== Data in this exercise ==

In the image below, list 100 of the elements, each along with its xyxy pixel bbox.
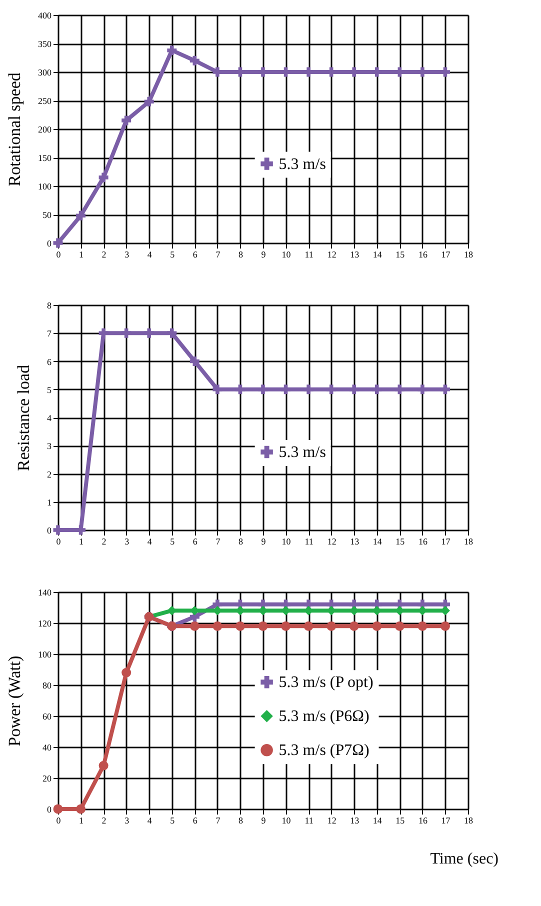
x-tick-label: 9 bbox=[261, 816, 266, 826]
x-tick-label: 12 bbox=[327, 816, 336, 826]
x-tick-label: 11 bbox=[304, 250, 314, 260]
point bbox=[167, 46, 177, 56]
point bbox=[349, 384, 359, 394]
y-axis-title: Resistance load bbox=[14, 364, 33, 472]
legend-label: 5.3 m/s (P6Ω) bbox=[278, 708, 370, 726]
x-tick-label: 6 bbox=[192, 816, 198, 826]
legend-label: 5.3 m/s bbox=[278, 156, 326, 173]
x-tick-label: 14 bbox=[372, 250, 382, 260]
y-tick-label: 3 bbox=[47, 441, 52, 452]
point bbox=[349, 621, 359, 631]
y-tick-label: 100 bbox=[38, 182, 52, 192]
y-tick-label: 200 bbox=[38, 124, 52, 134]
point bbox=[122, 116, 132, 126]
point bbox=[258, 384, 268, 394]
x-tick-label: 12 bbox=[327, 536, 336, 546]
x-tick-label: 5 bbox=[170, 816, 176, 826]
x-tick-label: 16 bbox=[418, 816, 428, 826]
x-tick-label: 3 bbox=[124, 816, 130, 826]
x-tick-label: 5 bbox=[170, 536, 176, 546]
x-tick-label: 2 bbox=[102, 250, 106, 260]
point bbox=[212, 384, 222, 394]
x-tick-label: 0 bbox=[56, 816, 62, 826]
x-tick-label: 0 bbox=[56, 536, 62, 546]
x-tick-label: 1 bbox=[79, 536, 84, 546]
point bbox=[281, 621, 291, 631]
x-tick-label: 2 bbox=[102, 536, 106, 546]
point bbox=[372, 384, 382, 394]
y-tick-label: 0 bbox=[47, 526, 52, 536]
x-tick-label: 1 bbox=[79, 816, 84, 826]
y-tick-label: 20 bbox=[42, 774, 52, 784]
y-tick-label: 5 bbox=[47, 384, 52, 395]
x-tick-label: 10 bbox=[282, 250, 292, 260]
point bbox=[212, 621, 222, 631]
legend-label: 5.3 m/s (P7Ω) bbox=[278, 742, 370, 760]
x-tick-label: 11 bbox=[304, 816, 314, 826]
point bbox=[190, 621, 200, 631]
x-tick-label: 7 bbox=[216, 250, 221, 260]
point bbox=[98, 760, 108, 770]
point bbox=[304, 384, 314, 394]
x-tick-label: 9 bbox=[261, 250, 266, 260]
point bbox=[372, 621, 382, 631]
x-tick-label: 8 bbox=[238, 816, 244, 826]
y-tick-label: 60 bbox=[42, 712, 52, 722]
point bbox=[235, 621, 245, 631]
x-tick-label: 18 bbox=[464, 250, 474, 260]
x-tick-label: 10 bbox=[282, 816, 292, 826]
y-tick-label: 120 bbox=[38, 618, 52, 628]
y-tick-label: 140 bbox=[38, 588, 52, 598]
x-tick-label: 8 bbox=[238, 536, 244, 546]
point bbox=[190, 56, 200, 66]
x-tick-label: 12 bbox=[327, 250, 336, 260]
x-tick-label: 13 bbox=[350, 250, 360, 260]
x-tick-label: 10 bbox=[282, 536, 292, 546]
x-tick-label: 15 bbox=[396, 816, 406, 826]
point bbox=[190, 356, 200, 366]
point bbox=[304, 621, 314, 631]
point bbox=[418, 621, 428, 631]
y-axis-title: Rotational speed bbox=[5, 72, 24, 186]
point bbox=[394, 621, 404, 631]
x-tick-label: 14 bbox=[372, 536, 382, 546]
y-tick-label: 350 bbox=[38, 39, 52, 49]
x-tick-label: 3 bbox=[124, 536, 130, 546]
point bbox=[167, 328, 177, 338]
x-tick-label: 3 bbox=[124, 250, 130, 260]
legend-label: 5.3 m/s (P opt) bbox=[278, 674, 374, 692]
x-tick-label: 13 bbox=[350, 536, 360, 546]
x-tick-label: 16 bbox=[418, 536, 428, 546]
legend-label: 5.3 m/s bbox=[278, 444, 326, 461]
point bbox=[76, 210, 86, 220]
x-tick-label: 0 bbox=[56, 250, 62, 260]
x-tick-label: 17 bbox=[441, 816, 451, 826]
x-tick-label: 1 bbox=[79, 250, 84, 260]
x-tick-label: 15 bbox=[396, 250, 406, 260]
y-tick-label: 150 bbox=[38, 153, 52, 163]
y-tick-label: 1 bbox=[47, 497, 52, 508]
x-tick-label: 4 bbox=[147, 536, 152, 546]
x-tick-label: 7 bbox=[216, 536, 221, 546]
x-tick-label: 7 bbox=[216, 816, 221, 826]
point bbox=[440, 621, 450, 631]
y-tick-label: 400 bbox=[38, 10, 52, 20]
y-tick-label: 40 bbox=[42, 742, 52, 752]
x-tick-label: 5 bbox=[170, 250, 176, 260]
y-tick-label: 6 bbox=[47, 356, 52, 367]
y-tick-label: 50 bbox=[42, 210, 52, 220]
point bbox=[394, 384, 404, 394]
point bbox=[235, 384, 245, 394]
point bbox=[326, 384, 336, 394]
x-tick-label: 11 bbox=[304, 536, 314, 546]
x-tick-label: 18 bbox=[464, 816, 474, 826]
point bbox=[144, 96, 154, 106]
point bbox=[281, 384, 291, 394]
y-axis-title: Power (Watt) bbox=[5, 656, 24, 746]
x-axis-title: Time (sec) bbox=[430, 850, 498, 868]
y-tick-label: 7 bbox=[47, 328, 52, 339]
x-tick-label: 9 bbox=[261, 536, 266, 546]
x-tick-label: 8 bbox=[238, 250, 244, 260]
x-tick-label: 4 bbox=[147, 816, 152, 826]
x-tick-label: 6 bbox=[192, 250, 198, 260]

== Aim of the task ==
Could you copy every entry above word for word, leaving out the picture?

== Answer below ==
In the image below, list 100 of the elements, each along with its xyxy pixel bbox.
x-tick-label: 9 bbox=[261, 816, 266, 826]
x-tick-label: 12 bbox=[327, 816, 336, 826]
x-tick-label: 11 bbox=[304, 250, 314, 260]
point bbox=[167, 46, 177, 56]
point bbox=[349, 384, 359, 394]
y-axis-title: Resistance load bbox=[14, 364, 33, 472]
legend-label: 5.3 m/s (P6Ω) bbox=[278, 708, 370, 726]
x-tick-label: 6 bbox=[192, 816, 198, 826]
legend-label: 5.3 m/s bbox=[278, 156, 326, 173]
x-tick-label: 14 bbox=[372, 250, 382, 260]
y-tick-label: 3 bbox=[47, 441, 52, 452]
point bbox=[349, 621, 359, 631]
y-tick-label: 100 bbox=[38, 182, 52, 192]
y-tick-label: 200 bbox=[38, 124, 52, 134]
point bbox=[122, 116, 132, 126]
point bbox=[258, 384, 268, 394]
x-tick-label: 12 bbox=[327, 536, 336, 546]
x-tick-label: 5 bbox=[170, 816, 176, 826]
x-tick-label: 16 bbox=[418, 816, 428, 826]
x-tick-label: 3 bbox=[124, 816, 130, 826]
x-tick-label: 5 bbox=[170, 536, 176, 546]
x-tick-label: 2 bbox=[102, 250, 106, 260]
point bbox=[212, 384, 222, 394]
x-tick-label: 0 bbox=[56, 816, 62, 826]
x-tick-label: 0 bbox=[56, 536, 62, 546]
x-tick-label: 1 bbox=[79, 536, 84, 546]
point bbox=[281, 621, 291, 631]
x-tick-label: 2 bbox=[102, 536, 106, 546]
point bbox=[372, 384, 382, 394]
y-tick-label: 0 bbox=[47, 526, 52, 536]
x-tick-label: 1 bbox=[79, 816, 84, 826]
y-tick-label: 20 bbox=[42, 774, 52, 784]
y-tick-label: 5 bbox=[47, 384, 52, 395]
x-tick-label: 10 bbox=[282, 250, 292, 260]
point bbox=[212, 621, 222, 631]
legend-label: 5.3 m/s (P7Ω) bbox=[278, 742, 370, 760]
x-tick-label: 11 bbox=[304, 816, 314, 826]
point bbox=[190, 621, 200, 631]
x-tick-label: 7 bbox=[216, 250, 221, 260]
point bbox=[98, 760, 108, 770]
point bbox=[304, 384, 314, 394]
x-tick-label: 9 bbox=[261, 250, 266, 260]
point bbox=[372, 621, 382, 631]
x-tick-label: 8 bbox=[238, 816, 244, 826]
y-tick-label: 60 bbox=[42, 712, 52, 722]
point bbox=[235, 621, 245, 631]
x-tick-label: 18 bbox=[464, 250, 474, 260]
x-tick-label: 10 bbox=[282, 816, 292, 826]
y-tick-label: 120 bbox=[38, 618, 52, 628]
y-tick-label: 140 bbox=[38, 588, 52, 598]
x-tick-label: 8 bbox=[238, 536, 244, 546]
point bbox=[190, 56, 200, 66]
x-tick-label: 12 bbox=[327, 250, 336, 260]
x-tick-label: 13 bbox=[350, 250, 360, 260]
x-tick-label: 10 bbox=[282, 536, 292, 546]
x-tick-label: 15 bbox=[396, 816, 406, 826]
point bbox=[190, 356, 200, 366]
point bbox=[304, 621, 314, 631]
point bbox=[418, 621, 428, 631]
y-axis-title: Rotational speed bbox=[5, 72, 24, 186]
point bbox=[394, 621, 404, 631]
x-tick-label: 14 bbox=[372, 536, 382, 546]
y-tick-label: 350 bbox=[38, 39, 52, 49]
x-tick-label: 3 bbox=[124, 536, 130, 546]
point bbox=[167, 328, 177, 338]
x-tick-label: 3 bbox=[124, 250, 130, 260]
legend-label: 5.3 m/s (P opt) bbox=[278, 674, 374, 692]
x-tick-label: 13 bbox=[350, 536, 360, 546]
x-tick-label: 16 bbox=[418, 536, 428, 546]
legend-label: 5.3 m/s bbox=[278, 444, 326, 461]
point bbox=[76, 210, 86, 220]
x-tick-label: 0 bbox=[56, 250, 62, 260]
x-tick-label: 17 bbox=[441, 816, 451, 826]
x-tick-label: 1 bbox=[79, 250, 84, 260]
x-tick-label: 15 bbox=[396, 250, 406, 260]
y-tick-label: 150 bbox=[38, 153, 52, 163]
y-tick-label: 1 bbox=[47, 497, 52, 508]
x-tick-label: 4 bbox=[147, 536, 152, 546]
x-tick-label: 7 bbox=[216, 536, 221, 546]
x-tick-label: 7 bbox=[216, 816, 221, 826]
point bbox=[440, 621, 450, 631]
y-tick-label: 400 bbox=[38, 10, 52, 20]
y-tick-label: 40 bbox=[42, 742, 52, 752]
x-tick-label: 5 bbox=[170, 250, 176, 260]
y-tick-label: 6 bbox=[47, 356, 52, 367]
y-tick-label: 50 bbox=[42, 210, 52, 220]
point bbox=[394, 384, 404, 394]
point bbox=[235, 384, 245, 394]
point bbox=[326, 384, 336, 394]
x-tick-label: 11 bbox=[304, 536, 314, 546]
x-tick-label: 18 bbox=[464, 816, 474, 826]
point bbox=[144, 96, 154, 106]
point bbox=[281, 384, 291, 394]
y-axis-title: Power (Watt) bbox=[5, 656, 24, 746]
x-axis-title: Time (sec) bbox=[430, 850, 498, 868]
y-tick-label: 7 bbox=[47, 328, 52, 339]
x-tick-label: 9 bbox=[261, 536, 266, 546]
x-tick-label: 8 bbox=[238, 250, 244, 260]
x-tick-label: 4 bbox=[147, 816, 152, 826]
x-tick-label: 6 bbox=[192, 250, 198, 260]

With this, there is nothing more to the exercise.